/---

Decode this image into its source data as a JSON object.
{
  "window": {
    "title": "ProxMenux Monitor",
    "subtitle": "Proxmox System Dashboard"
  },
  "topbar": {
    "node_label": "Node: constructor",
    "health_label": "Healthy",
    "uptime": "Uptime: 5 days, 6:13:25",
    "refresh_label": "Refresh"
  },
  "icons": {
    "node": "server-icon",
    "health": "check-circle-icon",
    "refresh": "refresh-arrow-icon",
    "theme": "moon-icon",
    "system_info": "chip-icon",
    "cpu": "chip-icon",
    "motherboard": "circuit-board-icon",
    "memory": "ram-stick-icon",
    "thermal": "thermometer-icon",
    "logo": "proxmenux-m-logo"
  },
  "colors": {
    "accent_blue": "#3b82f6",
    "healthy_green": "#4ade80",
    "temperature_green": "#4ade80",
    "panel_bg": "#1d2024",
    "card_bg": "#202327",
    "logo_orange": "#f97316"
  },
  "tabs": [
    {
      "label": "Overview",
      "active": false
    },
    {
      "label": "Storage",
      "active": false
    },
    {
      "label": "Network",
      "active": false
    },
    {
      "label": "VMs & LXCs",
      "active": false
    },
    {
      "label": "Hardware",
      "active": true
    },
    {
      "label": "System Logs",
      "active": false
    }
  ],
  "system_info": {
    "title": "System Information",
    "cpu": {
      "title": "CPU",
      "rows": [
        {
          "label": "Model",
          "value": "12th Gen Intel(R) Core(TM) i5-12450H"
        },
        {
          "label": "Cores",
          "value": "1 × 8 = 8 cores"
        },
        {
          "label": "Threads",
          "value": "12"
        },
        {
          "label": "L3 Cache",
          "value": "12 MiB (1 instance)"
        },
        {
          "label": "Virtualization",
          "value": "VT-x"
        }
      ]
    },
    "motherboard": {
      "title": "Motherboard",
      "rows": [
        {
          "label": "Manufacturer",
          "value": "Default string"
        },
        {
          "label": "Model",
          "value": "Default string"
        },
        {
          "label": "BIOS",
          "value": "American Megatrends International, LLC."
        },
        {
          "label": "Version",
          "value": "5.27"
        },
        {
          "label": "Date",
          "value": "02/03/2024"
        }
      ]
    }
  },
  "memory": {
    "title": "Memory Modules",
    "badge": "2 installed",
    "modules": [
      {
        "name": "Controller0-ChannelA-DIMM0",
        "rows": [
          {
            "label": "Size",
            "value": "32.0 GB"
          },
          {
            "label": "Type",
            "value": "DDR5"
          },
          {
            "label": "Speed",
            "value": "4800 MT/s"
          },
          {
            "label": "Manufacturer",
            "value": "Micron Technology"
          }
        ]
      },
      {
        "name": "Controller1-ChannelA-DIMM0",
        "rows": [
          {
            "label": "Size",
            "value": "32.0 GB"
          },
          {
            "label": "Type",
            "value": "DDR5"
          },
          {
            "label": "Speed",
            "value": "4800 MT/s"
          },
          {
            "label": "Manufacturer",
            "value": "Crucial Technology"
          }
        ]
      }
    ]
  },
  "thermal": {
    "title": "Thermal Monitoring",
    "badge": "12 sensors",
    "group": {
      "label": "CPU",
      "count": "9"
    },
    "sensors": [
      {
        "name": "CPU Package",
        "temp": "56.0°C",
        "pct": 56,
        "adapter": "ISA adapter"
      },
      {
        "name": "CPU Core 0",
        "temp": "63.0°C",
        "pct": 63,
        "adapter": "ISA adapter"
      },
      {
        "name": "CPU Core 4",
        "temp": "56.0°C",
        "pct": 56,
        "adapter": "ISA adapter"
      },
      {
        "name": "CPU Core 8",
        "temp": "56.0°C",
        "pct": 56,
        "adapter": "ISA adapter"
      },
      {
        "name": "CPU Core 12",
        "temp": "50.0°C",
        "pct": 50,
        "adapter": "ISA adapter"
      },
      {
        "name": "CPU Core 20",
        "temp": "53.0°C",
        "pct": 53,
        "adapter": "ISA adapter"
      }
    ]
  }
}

\---

Task directions:
Return the material exactly as it stands.

Completed exercise:
Decode this image into its source data as a JSON object.
{
  "window": {
    "title": "ProxMenux Monitor",
    "subtitle": "Proxmox System Dashboard"
  },
  "topbar": {
    "node_label": "Node: constructor",
    "health_label": "Healthy",
    "uptime": "Uptime: 5 days, 6:13:25",
    "refresh_label": "Refresh"
  },
  "icons": {
    "node": "server-icon",
    "health": "check-circle-icon",
    "refresh": "refresh-arrow-icon",
    "theme": "moon-icon",
    "system_info": "chip-icon",
    "cpu": "chip-icon",
    "motherboard": "circuit-board-icon",
    "memory": "ram-stick-icon",
    "thermal": "thermometer-icon",
    "logo": "proxmenux-m-logo"
  },
  "colors": {
    "accent_blue": "#3b82f6",
    "healthy_green": "#4ade80",
    "temperature_green": "#4ade80",
    "panel_bg": "#1d2024",
    "card_bg": "#202327",
    "logo_orange": "#f97316"
  },
  "tabs": [
    {
      "label": "Overview",
      "active": false
    },
    {
      "label": "Storage",
      "active": false
    },
    {
      "label": "Network",
      "active": false
    },
    {
      "label": "VMs & LXCs",
      "active": false
    },
    {
      "label": "Hardware",
      "active": true
    },
    {
      "label": "System Logs",
      "active": false
    }
  ],
  "system_info": {
    "title": "System Information",
    "cpu": {
      "title": "CPU",
      "rows": [
        {
          "label": "Model",
          "value": "12th Gen Intel(R) Core(TM) i5-12450H"
        },
        {
          "label": "Cores",
          "value": "1 × 8 = 8 cores"
        },
        {
          "label": "Threads",
          "value": "12"
        },
        {
          "label": "L3 Cache",
          "value": "12 MiB (1 instance)"
        },
        {
          "label": "Virtualization",
          "value": "VT-x"
        }
      ]
    },
    "motherboard": {
      "title": "Motherboard",
      "rows": [
        {
          "label": "Manufacturer",
          "value": "Default string"
        },
        {
          "label": "Model",
          "value": "Default string"
        },
        {
          "label": "BIOS",
          "value": "American Megatrends International, LLC."
        },
        {
          "label": "Version",
          "value": "5.27"
        },
        {
          "label": "Date",
          "value": "02/03/2024"
        }
      ]
    }
  },
  "memory": {
    "title": "Memory Modules",
    "badge": "2 installed",
    "modules": [
      {
        "name": "Controller0-ChannelA-DIMM0",
        "rows": [
          {
            "label": "Size",
            "value": "32.0 GB"
          },
          {
            "label": "Type",
            "value": "DDR5"
          },
          {
            "label": "Speed",
            "value": "4800 MT/s"
          },
          {
            "label": "Manufacturer",
            "value": "Micron Technology"
          }
        ]
      },
      {
        "name": "Controller1-ChannelA-DIMM0",
        "rows": [
          {
            "label": "Size",
            "value": "32.0 GB"
          },
          {
            "label": "Type",
            "value": "DDR5"
          },
          {
            "label": "Speed",
            "value": "4800 MT/s"
          },
          {
            "label": "Manufacturer",
            "value": "Crucial Technology"
          }
        ]
      }
    ]
  },
  "thermal": {
    "title": "Thermal Monitoring",
    "badge": "12 sensors",
    "group": {
      "label": "CPU",
      "count": "9"
    },
    "sensors": [
      {
        "name": "CPU Package",
        "temp": "56.0°C",
        "pct": 56,
        "adapter": "ISA adapter"
      },
      {
        "name": "CPU Core 0",
        "temp": "63.0°C",
        "pct": 63,
        "adapter": "ISA adapter"
      },
      {
        "name": "CPU Core 4",
        "temp": "56.0°C",
        "pct": 56,
        "adapter": "ISA adapter"
      },
      {
        "name": "CPU Core 8",
        "temp": "56.0°C",
        "pct": 56,
        "adapter": "ISA adapter"
      },
      {
        "name": "CPU Core 12",
        "temp": "50.0°C",
        "pct": 50,
        "adapter": "ISA adapter"
      },
      {
        "name": "CPU Core 20",
        "temp": "53.0°C",
        "pct": 53,
        "adapter": "ISA adapter"
      }
    ]
  }
}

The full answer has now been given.